─── RAW RECORDS

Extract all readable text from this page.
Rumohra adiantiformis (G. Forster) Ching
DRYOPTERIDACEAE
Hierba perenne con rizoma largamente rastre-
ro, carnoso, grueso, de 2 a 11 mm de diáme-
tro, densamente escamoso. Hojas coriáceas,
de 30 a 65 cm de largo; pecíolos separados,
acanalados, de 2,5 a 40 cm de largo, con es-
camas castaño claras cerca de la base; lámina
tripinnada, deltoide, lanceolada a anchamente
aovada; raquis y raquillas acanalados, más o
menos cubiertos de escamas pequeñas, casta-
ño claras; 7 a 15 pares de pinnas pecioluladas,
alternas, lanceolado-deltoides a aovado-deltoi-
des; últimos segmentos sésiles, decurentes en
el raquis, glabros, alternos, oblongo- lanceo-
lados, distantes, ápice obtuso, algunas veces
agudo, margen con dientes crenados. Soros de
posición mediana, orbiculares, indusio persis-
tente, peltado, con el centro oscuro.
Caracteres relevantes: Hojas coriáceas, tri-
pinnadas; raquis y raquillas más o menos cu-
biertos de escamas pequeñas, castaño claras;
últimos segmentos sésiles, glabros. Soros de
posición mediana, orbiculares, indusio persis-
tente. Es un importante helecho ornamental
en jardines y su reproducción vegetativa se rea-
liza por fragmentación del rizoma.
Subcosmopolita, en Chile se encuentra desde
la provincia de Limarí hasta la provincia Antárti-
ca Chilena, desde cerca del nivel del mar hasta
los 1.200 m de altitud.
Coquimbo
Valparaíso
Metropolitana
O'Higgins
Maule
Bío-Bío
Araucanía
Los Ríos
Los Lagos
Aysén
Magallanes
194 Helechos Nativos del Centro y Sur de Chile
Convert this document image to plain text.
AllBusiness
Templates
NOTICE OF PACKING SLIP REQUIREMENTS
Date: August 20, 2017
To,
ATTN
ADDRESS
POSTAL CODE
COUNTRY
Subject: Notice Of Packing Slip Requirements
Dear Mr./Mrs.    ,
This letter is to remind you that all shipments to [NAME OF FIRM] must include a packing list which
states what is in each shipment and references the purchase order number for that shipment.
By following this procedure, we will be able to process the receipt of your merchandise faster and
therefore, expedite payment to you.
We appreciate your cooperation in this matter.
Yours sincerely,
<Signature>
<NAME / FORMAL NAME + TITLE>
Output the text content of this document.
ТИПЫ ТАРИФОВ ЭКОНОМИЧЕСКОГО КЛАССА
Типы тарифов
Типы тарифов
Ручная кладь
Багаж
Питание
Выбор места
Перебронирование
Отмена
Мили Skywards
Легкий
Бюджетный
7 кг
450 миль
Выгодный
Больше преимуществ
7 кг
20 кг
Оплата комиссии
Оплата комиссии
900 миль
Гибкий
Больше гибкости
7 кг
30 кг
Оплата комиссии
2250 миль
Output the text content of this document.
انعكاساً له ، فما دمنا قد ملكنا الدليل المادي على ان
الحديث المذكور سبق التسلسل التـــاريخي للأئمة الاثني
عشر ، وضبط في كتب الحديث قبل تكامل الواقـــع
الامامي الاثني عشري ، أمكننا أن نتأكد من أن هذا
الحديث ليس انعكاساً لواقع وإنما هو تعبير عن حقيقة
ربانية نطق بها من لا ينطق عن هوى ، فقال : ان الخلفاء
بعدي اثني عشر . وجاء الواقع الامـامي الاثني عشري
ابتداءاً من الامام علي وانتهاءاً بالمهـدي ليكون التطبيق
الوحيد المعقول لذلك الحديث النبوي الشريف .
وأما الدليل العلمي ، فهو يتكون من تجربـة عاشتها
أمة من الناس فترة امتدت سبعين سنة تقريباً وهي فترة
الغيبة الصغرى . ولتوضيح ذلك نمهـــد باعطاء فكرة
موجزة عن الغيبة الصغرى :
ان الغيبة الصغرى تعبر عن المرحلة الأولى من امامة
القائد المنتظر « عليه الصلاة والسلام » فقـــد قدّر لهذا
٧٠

──────

Look through the material and say how many lines hold "raquillas". Give the number only.

2